_Given request_
Gather every line of the entries that includes the word "HUUIA".

— START Exercise materials —

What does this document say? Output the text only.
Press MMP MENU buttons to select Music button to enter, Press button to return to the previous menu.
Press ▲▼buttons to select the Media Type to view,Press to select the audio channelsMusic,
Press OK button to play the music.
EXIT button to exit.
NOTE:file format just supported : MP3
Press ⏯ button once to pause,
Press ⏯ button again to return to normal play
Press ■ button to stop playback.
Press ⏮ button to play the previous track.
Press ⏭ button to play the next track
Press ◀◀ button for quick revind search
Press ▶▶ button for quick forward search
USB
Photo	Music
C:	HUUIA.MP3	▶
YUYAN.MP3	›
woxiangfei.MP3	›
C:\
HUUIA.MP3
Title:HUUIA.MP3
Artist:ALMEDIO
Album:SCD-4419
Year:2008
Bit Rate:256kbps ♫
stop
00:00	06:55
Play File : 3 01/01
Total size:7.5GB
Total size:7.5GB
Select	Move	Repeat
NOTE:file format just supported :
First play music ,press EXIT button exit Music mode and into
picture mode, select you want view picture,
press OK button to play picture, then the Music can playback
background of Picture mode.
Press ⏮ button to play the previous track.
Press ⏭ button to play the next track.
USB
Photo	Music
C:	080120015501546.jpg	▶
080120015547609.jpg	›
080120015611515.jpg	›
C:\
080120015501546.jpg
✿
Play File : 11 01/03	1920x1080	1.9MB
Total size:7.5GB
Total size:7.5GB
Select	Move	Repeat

— END Exercise materials —

_Full answer_
C:	HUUIA.MP3	▶
HUUIA.MP3
Title:HUUIA.MP3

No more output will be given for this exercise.